**Brief:** Do not carry the pictures over; copy every other part of the entries exactly.

|---|

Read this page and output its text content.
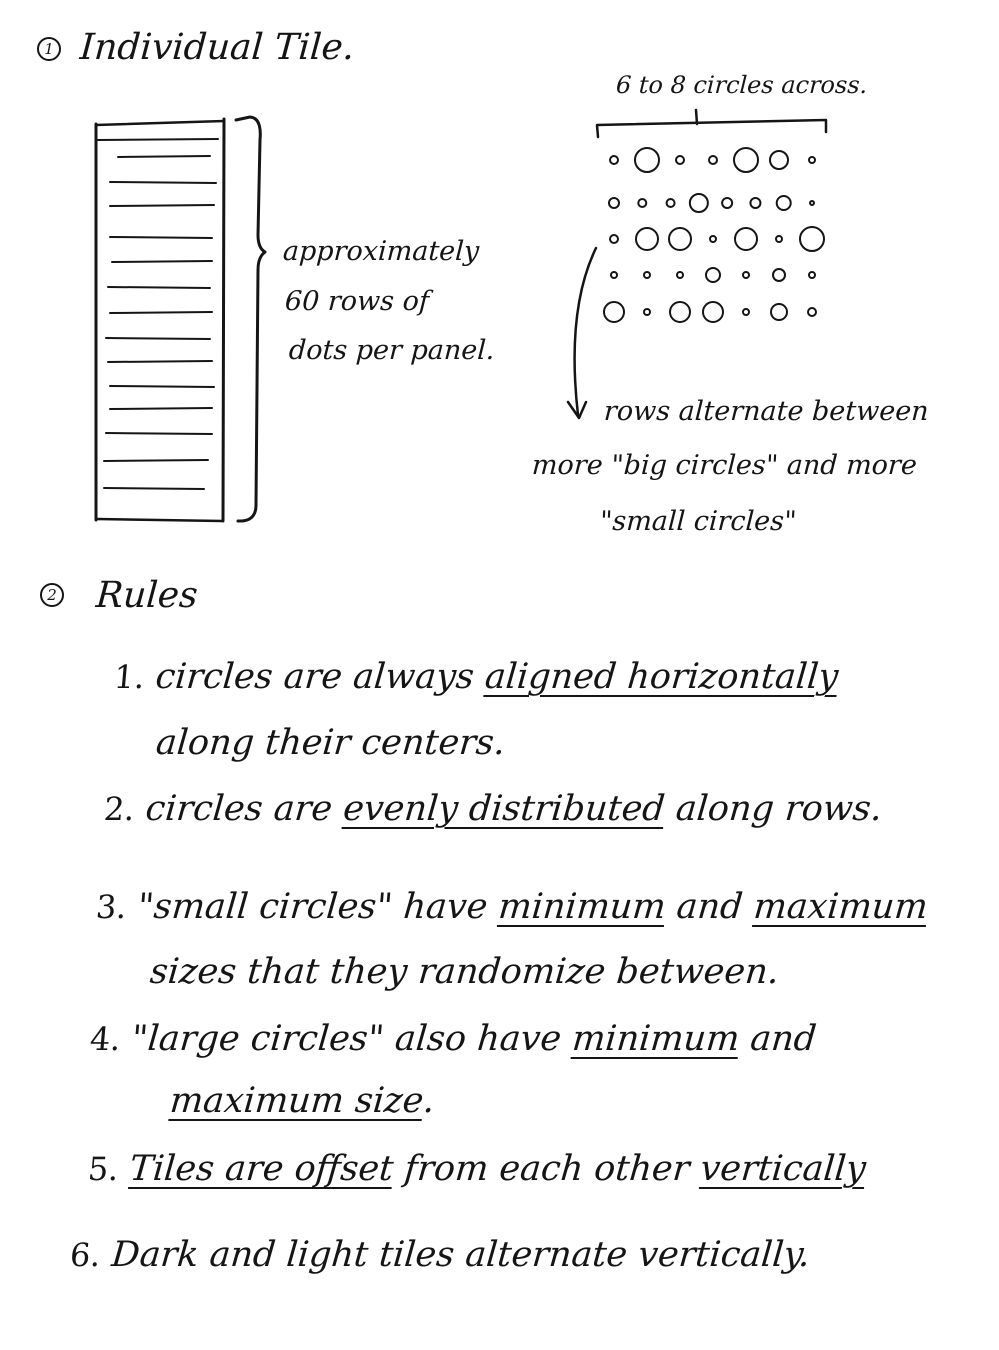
1 Individual Tile.
approximately
60 rows of
dots per panel.
6 to 8 circles across.
rows alternate between
more "big circles" and more
"small circles"
2 Rules
1. circles are always aligned horizontally
along their centers.
2. circles are evenly distributed along rows.
3. "small circles" have minimum and maximum
sizes that they randomize between.
4. "large circles" also have minimum and
maximum size.
5. Tiles are offset from each other vertically
6. Dark and light tiles alternate vertically.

|---|

**Solution to this task:**
Read this page and output its text content.
1 Individual Tile.
approximately
60 rows of
dots per panel.
6 to 8 circles across.
rows alternate between
more "big circles" and more
"small circles"
2 Rules
1. circles are always aligned horizontally
along their centers.
2. circles are evenly distributed along rows.
3. "small circles" have minimum and maximum
sizes that they randomize between.
4. "large circles" also have minimum and
maximum size.
5. Tiles are offset from each other vertically
6. Dark and light tiles alternate vertically.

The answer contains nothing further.